══ PROVIDED RECORDS ══

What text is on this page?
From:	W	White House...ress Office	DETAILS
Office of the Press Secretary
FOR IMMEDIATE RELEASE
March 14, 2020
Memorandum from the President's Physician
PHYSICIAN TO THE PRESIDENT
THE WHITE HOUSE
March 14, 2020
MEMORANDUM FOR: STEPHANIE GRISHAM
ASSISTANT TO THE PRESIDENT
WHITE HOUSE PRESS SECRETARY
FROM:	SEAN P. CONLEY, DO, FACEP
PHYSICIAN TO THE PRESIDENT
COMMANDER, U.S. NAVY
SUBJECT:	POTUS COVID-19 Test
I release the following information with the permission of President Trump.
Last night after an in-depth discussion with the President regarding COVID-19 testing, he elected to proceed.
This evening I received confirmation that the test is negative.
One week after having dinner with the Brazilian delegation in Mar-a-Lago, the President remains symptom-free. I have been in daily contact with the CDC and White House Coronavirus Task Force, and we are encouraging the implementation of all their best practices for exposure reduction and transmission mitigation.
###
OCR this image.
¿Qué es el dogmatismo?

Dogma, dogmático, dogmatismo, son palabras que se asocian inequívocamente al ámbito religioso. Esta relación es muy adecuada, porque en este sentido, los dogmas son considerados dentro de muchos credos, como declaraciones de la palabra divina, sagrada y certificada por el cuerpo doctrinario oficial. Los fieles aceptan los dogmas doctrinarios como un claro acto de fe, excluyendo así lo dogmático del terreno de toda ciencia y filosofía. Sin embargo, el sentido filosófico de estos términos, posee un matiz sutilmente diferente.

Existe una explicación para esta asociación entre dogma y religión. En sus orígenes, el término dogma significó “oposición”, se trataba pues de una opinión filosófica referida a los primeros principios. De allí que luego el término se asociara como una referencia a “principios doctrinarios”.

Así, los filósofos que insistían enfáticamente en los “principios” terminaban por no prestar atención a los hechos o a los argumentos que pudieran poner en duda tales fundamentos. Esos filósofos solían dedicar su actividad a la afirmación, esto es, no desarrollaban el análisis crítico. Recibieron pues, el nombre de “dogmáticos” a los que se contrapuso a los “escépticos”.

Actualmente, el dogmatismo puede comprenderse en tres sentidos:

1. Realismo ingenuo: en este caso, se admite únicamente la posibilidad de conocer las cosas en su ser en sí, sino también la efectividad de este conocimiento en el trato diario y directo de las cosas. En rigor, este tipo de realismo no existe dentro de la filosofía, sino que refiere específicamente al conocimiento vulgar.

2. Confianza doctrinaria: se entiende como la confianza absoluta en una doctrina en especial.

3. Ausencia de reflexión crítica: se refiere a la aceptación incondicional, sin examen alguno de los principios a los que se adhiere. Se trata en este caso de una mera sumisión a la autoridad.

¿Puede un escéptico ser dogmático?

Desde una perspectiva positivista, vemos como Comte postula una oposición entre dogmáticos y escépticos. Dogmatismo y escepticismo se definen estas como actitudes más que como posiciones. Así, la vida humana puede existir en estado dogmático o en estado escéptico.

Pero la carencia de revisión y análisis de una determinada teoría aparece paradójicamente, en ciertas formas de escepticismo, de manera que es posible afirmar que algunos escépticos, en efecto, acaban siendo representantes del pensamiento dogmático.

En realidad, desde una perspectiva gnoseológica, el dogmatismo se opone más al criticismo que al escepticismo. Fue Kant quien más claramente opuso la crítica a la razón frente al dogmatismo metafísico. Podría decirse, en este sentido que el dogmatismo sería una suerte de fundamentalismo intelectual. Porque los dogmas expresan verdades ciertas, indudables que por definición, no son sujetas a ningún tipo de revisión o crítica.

═══

**EXERCISE BRIEF**
Copy every record precisely, omitting nothing.

**SOLVED EXERCISE**
What text is on this page?
From:	W	White House...ress Office	DETAILS
Office of the Press Secretary
FOR IMMEDIATE RELEASE
March 14, 2020
Memorandum from the President's Physician
PHYSICIAN TO THE PRESIDENT
THE WHITE HOUSE
March 14, 2020
MEMORANDUM FOR: STEPHANIE GRISHAM
ASSISTANT TO THE PRESIDENT
WHITE HOUSE PRESS SECRETARY
FROM:	SEAN P. CONLEY, DO, FACEP
PHYSICIAN TO THE PRESIDENT
COMMANDER, U.S. NAVY
SUBJECT:	POTUS COVID-19 Test
I release the following information with the permission of President Trump.
Last night after an in-depth discussion with the President regarding COVID-19 testing, he elected to proceed.
This evening I received confirmation that the test is negative.
One week after having dinner with the Brazilian delegation in Mar-a-Lago, the President remains symptom-free. I have been in daily contact with the CDC and White House Coronavirus Task Force, and we are encouraging the implementation of all their best practices for exposure reduction and transmission mitigation.
###
OCR this image.
¿Qué es el dogmatismo?

Dogma, dogmático, dogmatismo, son palabras que se asocian inequívocamente al ámbito religioso. Esta relación es muy adecuada, porque en este sentido, los dogmas son considerados dentro de muchos credos, como declaraciones de la palabra divina, sagrada y certificada por el cuerpo doctrinario oficial. Los fieles aceptan los dogmas doctrinarios como un claro acto de fe, excluyendo así lo dogmático del terreno de toda ciencia y filosofía. Sin embargo, el sentido filosófico de estos términos, posee un matiz sutilmente diferente.

Existe una explicación para esta asociación entre dogma y religión. En sus orígenes, el término dogma significó “oposición”, se trataba pues de una opinión filosófica referida a los primeros principios. De allí que luego el término se asociara como una referencia a “principios doctrinarios”.

Así, los filósofos que insistían enfáticamente en los “principios” terminaban por no prestar atención a los hechos o a los argumentos que pudieran poner en duda tales fundamentos. Esos filósofos solían dedicar su actividad a la afirmación, esto es, no desarrollaban el análisis crítico. Recibieron pues, el nombre de “dogmáticos” a los que se contrapuso a los “escépticos”.

Actualmente, el dogmatismo puede comprenderse en tres sentidos:

1. Realismo ingenuo: en este caso, se admite únicamente la posibilidad de conocer las cosas en su ser en sí, sino también la efectividad de este conocimiento en el trato diario y directo de las cosas. En rigor, este tipo de realismo no existe dentro de la filosofía, sino que refiere específicamente al conocimiento vulgar.

2. Confianza doctrinaria: se entiende como la confianza absoluta en una doctrina en especial.

3. Ausencia de reflexión crítica: se refiere a la aceptación incondicional, sin examen alguno de los principios a los que se adhiere. Se trata en este caso de una mera sumisión a la autoridad.

¿Puede un escéptico ser dogmático?

Desde una perspectiva positivista, vemos como Comte postula una oposición entre dogmáticos y escépticos. Dogmatismo y escepticismo se definen estas como actitudes más que como posiciones. Así, la vida humana puede existir en estado dogmático o en estado escéptico.

Pero la carencia de revisión y análisis de una determinada teoría aparece paradójicamente, en ciertas formas de escepticismo, de manera que es posible afirmar que algunos escépticos, en efecto, acaban siendo representantes del pensamiento dogmático.

En realidad, desde una perspectiva gnoseológica, el dogmatismo se opone más al criticismo que al escepticismo. Fue Kant quien más claramente opuso la crítica a la razón frente al dogmatismo metafísico. Podría decirse, en este sentido que el dogmatismo sería una suerte de fundamentalismo intelectual. Porque los dogmas expresan verdades ciertas, indudables que por definición, no son sujetas a ningún tipo de revisión o crítica.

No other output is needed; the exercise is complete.